Rows from a figure dataset
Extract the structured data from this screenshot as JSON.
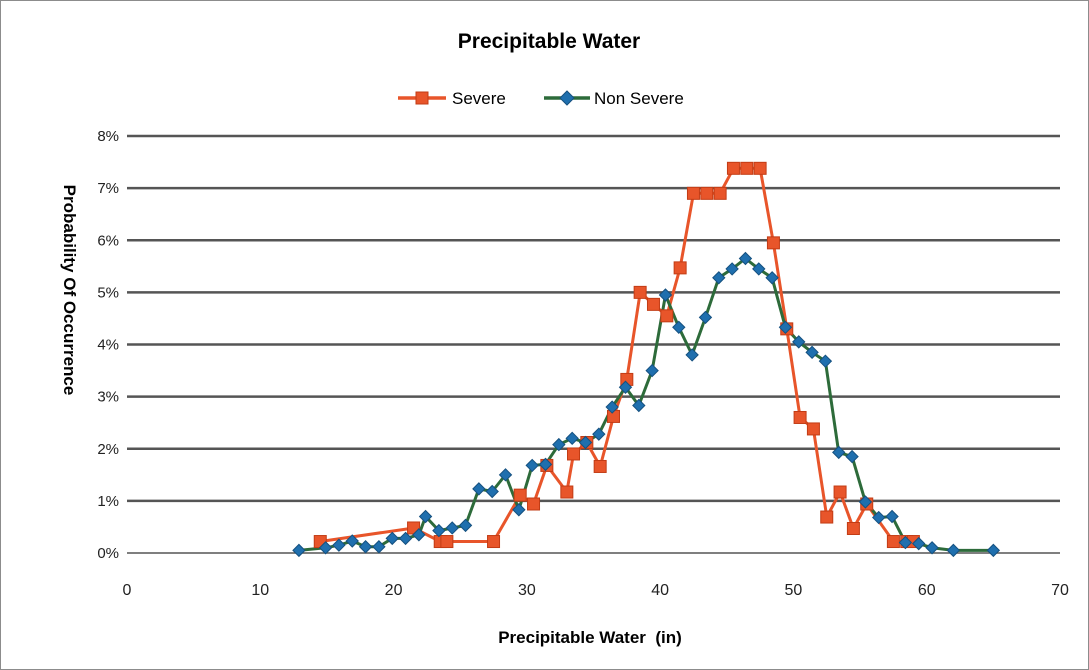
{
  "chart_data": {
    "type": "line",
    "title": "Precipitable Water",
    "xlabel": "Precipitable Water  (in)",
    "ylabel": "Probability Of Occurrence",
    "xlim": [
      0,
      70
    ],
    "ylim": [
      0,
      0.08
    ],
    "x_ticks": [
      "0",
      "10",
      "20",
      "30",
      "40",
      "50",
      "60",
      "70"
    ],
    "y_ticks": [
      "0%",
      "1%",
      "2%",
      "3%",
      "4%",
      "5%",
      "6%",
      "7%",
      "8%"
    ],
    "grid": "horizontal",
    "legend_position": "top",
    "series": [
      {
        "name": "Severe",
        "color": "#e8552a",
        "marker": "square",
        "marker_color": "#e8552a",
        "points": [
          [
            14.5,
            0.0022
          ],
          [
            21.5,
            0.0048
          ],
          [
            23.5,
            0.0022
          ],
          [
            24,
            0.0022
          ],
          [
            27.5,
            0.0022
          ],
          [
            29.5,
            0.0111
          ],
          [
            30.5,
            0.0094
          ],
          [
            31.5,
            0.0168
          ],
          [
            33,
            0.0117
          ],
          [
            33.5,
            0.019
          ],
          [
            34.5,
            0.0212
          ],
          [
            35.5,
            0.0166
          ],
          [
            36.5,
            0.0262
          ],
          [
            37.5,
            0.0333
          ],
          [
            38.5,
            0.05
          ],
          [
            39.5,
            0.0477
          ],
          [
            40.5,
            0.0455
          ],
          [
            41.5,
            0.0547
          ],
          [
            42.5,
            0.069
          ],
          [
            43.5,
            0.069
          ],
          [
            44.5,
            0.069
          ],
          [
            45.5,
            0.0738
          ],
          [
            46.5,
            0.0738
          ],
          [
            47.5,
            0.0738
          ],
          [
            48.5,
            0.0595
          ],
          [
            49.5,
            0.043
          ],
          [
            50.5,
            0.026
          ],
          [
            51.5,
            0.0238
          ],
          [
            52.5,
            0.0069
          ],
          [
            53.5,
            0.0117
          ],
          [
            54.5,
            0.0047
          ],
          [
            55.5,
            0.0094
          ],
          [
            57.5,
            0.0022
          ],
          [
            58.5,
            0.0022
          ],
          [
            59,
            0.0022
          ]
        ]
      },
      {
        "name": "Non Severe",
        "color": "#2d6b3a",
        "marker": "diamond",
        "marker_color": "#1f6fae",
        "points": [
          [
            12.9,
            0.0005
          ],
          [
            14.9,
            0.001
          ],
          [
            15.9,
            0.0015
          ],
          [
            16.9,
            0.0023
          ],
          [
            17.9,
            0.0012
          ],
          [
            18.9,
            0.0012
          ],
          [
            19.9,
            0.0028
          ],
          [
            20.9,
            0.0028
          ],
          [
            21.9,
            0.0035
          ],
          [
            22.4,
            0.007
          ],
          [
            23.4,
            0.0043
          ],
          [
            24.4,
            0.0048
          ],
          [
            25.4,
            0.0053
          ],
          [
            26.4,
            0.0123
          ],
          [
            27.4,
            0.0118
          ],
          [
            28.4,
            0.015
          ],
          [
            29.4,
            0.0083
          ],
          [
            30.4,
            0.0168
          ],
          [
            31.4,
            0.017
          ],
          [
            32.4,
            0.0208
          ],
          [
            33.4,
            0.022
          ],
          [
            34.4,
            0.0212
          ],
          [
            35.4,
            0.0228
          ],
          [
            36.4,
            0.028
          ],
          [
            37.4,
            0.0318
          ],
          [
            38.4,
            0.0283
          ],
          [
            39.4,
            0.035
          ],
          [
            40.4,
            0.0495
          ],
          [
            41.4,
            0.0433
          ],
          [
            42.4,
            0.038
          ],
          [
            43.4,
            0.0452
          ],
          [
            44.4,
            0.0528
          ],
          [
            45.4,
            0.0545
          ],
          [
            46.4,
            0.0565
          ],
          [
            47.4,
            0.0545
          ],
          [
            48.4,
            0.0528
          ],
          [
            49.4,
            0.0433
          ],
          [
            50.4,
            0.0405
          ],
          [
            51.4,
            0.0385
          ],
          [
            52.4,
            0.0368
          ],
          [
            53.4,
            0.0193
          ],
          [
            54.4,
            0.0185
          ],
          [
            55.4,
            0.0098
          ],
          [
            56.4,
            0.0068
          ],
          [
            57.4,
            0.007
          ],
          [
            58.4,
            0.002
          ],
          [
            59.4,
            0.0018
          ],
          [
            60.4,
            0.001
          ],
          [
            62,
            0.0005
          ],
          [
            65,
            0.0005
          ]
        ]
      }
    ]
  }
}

--

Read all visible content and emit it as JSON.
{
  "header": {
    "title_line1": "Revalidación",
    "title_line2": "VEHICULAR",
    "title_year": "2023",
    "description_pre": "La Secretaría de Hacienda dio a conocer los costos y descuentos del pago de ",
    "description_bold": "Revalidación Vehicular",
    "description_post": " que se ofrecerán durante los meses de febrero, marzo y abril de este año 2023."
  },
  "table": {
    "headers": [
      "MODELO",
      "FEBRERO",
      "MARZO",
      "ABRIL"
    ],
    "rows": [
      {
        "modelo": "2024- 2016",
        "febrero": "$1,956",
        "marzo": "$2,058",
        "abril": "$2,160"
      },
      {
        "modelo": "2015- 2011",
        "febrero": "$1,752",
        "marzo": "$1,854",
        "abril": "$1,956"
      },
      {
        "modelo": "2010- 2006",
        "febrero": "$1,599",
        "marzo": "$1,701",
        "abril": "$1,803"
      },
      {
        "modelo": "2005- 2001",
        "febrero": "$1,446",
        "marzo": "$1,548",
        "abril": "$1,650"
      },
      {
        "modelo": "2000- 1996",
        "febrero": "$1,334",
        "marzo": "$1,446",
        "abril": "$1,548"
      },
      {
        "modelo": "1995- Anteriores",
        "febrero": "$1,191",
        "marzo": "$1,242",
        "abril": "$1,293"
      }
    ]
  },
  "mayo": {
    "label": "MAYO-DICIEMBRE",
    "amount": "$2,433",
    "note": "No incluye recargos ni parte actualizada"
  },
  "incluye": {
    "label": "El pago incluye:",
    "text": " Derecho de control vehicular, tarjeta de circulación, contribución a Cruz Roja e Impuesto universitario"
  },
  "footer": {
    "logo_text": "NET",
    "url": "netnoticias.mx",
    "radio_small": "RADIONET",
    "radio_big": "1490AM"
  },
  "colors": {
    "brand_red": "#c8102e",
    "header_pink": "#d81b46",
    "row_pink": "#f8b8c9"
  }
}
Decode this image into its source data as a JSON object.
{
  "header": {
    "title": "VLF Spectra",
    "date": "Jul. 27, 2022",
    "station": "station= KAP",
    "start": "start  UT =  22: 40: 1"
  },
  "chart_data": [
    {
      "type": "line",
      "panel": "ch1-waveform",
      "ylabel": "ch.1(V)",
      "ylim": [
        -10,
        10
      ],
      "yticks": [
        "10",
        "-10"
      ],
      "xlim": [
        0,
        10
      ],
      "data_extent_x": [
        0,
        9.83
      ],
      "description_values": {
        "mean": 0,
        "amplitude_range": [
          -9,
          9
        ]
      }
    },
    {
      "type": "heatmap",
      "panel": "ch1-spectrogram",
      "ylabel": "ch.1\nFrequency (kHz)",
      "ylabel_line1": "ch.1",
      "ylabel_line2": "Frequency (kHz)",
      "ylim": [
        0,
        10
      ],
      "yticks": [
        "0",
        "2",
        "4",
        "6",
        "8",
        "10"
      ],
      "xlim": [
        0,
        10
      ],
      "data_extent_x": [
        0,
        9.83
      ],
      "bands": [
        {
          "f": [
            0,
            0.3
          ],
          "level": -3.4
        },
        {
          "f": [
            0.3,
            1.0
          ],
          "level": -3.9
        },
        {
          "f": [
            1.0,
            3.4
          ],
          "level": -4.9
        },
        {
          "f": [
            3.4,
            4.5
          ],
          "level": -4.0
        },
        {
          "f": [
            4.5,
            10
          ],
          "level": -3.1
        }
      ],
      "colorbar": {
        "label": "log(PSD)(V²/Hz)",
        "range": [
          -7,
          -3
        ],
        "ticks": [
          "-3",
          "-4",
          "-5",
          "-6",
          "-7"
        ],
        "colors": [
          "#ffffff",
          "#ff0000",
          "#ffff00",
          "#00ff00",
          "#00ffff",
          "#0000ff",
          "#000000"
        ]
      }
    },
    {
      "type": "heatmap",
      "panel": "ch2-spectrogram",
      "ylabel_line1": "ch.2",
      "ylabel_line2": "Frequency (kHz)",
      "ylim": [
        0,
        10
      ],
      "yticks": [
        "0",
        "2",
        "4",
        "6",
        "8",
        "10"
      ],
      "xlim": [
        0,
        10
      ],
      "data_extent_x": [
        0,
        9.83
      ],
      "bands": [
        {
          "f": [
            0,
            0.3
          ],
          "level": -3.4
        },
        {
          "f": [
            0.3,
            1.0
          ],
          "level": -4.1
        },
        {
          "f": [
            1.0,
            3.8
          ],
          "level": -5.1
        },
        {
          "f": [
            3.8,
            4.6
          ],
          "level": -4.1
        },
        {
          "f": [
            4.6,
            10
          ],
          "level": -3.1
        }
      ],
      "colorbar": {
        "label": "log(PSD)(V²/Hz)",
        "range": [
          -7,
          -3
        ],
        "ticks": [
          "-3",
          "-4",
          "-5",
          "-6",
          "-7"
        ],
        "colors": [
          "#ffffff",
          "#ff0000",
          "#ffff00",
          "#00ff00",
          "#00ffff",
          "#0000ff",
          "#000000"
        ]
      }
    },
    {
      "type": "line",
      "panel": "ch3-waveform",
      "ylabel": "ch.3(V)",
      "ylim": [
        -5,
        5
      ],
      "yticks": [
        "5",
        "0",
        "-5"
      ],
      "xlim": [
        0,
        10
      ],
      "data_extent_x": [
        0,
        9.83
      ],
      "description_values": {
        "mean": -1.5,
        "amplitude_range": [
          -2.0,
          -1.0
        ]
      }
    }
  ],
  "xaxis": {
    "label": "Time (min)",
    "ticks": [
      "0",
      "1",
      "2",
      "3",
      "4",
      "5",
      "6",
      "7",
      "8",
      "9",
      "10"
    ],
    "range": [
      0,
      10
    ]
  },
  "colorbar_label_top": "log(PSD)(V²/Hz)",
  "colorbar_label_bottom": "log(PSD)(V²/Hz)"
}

--- Task to carry out ---
Locate the string "level" in the listing above and copy every line where it occurs.

--- Output of the exercise ---
          "level": -3.4
          "level": -3.9
          "level": -4.9
          "level": -4.0
          "level": -3.1
          "level": -3.4
          "level": -4.1
          "level": -5.1
          "level": -4.1
          "level": -3.1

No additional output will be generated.